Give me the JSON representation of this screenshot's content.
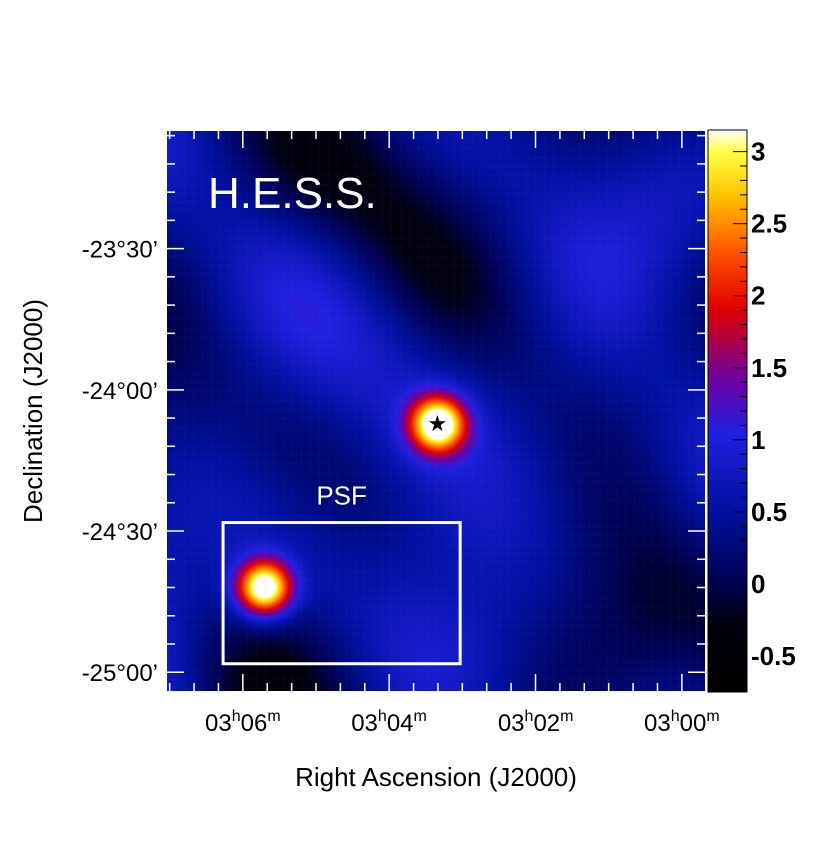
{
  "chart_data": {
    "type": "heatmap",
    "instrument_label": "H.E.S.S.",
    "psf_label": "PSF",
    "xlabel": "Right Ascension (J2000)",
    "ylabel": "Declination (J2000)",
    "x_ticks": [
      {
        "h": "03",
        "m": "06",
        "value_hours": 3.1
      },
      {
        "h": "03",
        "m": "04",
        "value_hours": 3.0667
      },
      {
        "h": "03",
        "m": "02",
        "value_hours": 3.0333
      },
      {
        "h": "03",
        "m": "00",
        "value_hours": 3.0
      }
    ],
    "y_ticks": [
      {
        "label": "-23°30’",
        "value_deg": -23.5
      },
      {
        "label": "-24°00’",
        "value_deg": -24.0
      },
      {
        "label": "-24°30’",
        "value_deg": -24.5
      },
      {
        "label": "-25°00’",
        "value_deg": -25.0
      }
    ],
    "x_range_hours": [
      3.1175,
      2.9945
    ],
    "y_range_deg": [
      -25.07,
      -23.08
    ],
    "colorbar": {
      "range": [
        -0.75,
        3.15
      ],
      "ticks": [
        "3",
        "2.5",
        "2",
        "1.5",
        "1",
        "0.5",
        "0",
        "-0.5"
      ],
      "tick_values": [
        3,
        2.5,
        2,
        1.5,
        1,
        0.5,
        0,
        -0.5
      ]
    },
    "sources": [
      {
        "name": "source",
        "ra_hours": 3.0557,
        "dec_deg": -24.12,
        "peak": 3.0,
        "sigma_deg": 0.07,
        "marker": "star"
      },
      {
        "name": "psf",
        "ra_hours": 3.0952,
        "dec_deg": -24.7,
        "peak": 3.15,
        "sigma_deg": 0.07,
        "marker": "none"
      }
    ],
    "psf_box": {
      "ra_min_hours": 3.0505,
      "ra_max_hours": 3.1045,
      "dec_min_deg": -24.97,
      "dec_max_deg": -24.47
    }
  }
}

****************

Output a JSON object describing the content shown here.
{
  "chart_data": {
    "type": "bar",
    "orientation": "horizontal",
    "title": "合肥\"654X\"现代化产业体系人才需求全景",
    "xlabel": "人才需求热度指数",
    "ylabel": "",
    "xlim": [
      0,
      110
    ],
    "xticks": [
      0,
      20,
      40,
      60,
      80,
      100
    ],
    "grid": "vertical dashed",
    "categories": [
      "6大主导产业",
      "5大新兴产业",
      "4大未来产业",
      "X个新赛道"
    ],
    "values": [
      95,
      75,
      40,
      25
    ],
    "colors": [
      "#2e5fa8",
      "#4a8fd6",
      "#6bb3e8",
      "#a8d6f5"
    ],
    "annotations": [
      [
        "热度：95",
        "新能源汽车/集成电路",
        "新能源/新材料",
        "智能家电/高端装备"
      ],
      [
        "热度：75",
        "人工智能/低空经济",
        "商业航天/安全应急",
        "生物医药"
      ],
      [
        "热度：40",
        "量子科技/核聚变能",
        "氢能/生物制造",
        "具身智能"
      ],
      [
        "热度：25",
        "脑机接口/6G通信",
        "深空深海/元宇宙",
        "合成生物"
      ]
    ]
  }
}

****************

● **Task brief**
Every line holding "xlabel" should be copied out.

● **Solution for this problem**
    "xlabel": "Right Ascension (J2000)",
    "xlabel": "人才需求热度指数",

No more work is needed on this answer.